[Task details]: Extract all lines in the data that contain the word "Homogenized".

[Records shown]:

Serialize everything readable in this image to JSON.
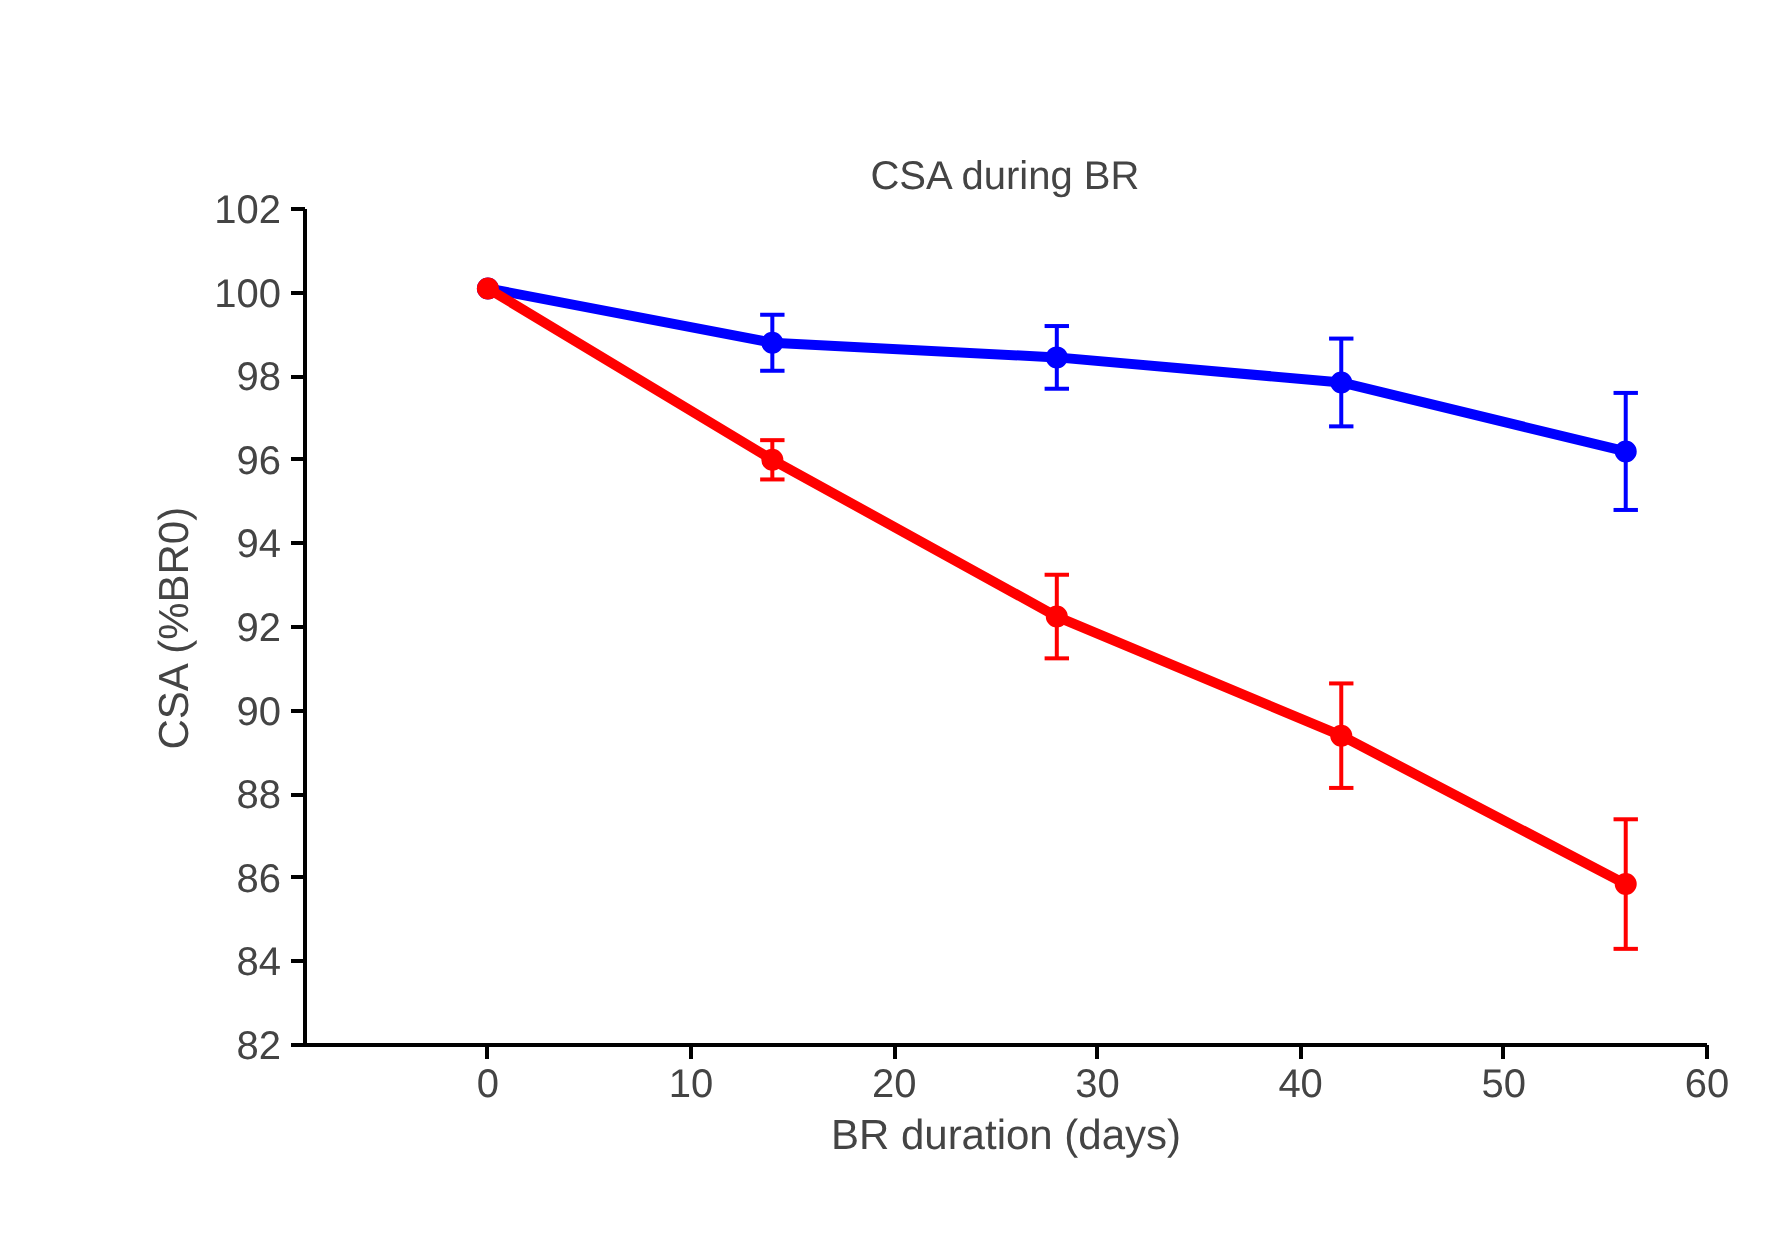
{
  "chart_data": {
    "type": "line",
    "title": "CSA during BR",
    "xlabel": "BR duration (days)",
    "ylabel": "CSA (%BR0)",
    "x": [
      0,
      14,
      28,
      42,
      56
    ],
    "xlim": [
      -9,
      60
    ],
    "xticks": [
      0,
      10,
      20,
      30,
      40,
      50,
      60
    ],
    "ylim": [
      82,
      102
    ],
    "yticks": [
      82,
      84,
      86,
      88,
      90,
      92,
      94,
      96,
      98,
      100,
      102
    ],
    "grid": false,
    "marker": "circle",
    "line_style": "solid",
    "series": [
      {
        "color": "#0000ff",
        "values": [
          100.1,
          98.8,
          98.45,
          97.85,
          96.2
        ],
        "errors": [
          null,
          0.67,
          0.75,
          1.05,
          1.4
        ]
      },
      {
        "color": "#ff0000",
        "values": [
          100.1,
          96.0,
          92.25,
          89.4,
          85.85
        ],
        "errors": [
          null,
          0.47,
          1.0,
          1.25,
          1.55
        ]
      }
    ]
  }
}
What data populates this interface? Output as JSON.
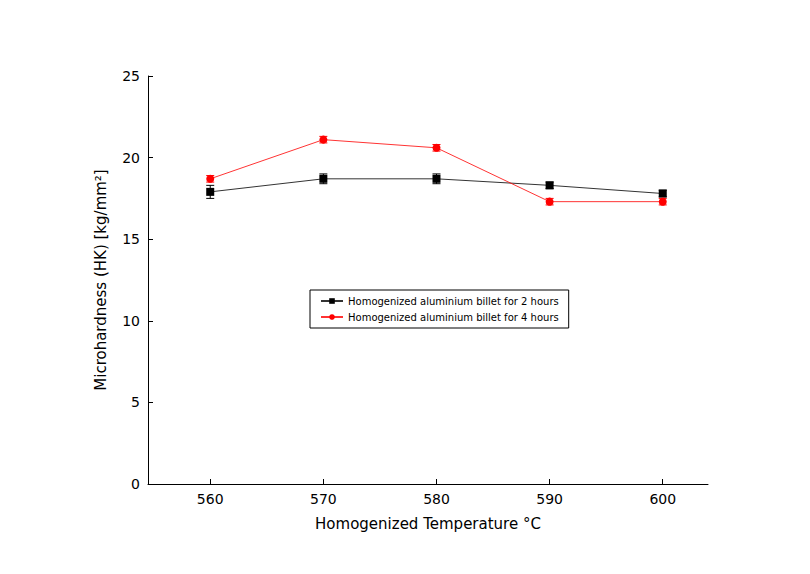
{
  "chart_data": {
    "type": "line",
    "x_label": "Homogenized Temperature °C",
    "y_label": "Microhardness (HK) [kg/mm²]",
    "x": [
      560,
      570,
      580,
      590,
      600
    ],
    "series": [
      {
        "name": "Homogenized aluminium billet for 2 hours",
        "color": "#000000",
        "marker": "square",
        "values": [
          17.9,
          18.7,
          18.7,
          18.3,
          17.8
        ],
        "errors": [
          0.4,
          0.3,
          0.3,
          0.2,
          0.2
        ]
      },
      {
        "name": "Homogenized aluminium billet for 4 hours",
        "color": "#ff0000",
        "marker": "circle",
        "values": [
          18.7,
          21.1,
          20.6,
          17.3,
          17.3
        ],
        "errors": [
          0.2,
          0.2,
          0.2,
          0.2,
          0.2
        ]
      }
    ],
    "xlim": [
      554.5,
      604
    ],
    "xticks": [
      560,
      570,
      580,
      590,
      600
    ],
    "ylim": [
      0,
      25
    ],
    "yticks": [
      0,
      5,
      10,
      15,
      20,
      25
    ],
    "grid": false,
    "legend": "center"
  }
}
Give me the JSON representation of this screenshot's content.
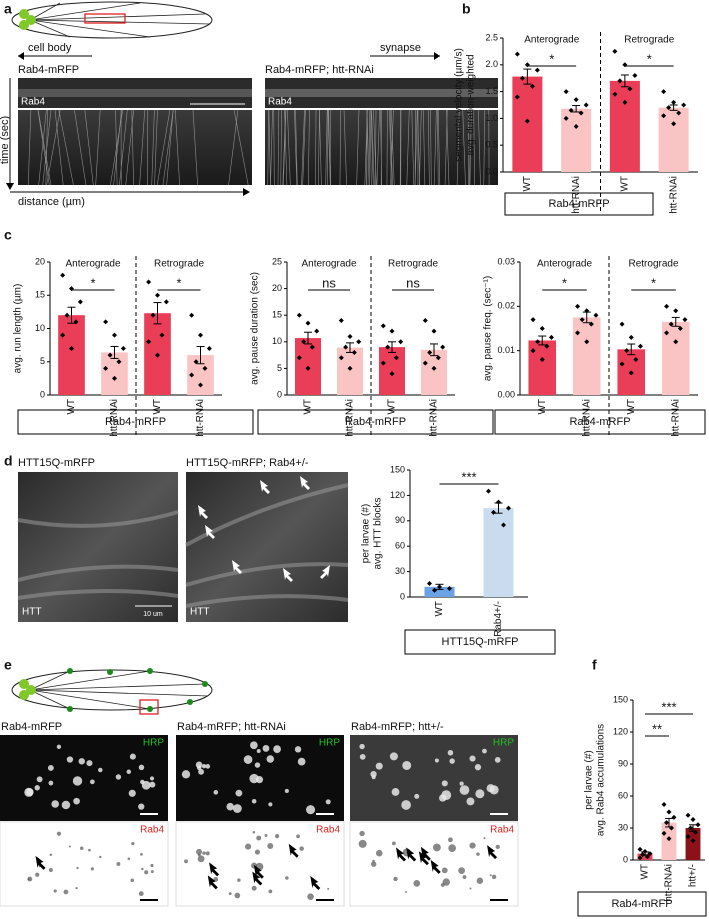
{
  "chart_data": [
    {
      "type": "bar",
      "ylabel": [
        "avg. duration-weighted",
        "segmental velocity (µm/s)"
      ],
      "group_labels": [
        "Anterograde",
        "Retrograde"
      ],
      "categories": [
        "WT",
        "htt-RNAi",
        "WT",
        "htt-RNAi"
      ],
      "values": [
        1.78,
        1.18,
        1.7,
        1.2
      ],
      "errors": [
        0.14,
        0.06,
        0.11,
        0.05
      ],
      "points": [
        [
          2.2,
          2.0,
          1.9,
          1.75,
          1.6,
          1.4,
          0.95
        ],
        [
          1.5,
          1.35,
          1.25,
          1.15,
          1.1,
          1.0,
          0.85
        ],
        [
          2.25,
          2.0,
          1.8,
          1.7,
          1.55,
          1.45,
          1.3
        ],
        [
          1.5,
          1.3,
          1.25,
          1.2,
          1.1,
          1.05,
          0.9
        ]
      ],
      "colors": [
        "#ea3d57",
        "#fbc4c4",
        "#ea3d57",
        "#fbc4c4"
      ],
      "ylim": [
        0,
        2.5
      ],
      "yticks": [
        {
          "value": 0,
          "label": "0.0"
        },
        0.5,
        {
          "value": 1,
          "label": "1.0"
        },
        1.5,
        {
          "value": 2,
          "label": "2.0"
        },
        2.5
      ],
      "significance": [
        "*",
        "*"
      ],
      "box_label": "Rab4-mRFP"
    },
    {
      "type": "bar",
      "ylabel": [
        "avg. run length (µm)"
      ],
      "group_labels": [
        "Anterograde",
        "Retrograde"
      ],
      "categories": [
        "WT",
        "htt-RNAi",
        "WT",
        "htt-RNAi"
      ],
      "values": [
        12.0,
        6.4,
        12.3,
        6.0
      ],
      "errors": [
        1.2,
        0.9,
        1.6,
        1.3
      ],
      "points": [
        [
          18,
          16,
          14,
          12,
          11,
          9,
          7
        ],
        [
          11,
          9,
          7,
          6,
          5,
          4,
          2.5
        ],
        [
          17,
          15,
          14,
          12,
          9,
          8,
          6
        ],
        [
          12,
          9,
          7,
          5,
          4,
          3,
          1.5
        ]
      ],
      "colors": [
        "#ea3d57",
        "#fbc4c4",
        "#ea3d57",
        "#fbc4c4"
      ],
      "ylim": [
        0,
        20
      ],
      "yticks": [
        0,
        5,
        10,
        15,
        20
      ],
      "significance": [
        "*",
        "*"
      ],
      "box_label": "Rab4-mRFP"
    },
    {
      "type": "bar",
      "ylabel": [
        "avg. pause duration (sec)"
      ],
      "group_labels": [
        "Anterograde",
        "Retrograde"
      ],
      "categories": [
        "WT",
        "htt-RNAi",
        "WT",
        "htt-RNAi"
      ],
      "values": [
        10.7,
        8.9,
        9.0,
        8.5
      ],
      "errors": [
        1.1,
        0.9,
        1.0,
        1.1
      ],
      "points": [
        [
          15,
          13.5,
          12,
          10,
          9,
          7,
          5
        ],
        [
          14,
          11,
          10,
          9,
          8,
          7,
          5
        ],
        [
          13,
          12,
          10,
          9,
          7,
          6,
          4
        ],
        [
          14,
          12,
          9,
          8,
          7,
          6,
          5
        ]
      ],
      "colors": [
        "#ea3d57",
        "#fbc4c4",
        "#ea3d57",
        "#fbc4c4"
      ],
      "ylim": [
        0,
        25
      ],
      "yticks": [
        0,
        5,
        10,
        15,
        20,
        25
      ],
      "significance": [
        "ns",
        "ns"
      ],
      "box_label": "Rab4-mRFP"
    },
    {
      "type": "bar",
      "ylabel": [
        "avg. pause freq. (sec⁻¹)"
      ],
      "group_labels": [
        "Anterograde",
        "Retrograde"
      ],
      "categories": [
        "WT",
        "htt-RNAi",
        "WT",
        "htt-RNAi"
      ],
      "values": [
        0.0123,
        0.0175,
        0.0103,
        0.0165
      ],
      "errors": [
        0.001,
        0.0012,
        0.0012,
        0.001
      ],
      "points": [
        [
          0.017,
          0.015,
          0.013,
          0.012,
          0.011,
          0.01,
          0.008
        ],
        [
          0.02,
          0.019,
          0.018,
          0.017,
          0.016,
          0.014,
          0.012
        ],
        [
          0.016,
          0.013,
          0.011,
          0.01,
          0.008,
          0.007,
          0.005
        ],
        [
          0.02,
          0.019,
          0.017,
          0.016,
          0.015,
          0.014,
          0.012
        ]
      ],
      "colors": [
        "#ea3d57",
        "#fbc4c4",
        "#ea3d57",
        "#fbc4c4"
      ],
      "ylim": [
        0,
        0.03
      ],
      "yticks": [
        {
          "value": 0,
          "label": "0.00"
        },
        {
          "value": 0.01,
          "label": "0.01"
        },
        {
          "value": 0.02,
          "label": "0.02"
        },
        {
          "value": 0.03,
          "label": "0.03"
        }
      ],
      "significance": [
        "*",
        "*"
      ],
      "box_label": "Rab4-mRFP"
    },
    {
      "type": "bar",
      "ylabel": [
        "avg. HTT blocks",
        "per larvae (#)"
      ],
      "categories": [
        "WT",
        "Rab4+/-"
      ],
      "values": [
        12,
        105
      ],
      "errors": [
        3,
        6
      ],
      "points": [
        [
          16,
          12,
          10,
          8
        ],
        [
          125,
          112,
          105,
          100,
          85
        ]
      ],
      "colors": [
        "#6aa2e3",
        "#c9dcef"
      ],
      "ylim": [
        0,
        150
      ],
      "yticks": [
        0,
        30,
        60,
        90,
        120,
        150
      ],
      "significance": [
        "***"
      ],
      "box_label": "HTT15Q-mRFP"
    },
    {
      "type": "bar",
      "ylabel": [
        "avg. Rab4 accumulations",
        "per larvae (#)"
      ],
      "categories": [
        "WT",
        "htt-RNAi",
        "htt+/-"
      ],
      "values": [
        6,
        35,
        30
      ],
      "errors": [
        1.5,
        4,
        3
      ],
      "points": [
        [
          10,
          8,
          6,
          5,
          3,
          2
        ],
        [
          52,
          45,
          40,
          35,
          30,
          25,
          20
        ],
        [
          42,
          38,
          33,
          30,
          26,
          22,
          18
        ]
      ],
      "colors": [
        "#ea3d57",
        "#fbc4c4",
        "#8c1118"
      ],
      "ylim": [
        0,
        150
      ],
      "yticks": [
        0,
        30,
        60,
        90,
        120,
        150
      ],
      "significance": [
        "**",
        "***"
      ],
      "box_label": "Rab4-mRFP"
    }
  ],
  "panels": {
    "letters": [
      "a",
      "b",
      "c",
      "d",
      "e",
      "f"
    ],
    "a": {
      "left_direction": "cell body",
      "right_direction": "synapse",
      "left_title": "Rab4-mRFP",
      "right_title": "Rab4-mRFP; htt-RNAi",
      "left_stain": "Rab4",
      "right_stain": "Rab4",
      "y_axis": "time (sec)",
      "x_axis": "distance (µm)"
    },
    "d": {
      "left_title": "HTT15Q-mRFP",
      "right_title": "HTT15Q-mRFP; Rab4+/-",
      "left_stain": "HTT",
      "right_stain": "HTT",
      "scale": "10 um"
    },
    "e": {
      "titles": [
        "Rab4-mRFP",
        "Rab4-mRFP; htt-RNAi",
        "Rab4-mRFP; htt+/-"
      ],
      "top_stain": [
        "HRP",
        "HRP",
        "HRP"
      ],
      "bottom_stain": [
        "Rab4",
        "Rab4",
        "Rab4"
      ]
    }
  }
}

[Solution to this exercise]:
    "x_label": "Homogenized Temperature °C",
        "name": "Homogenized aluminium billet for 2 hours",
        "name": "Homogenized aluminium billet for 4 hours",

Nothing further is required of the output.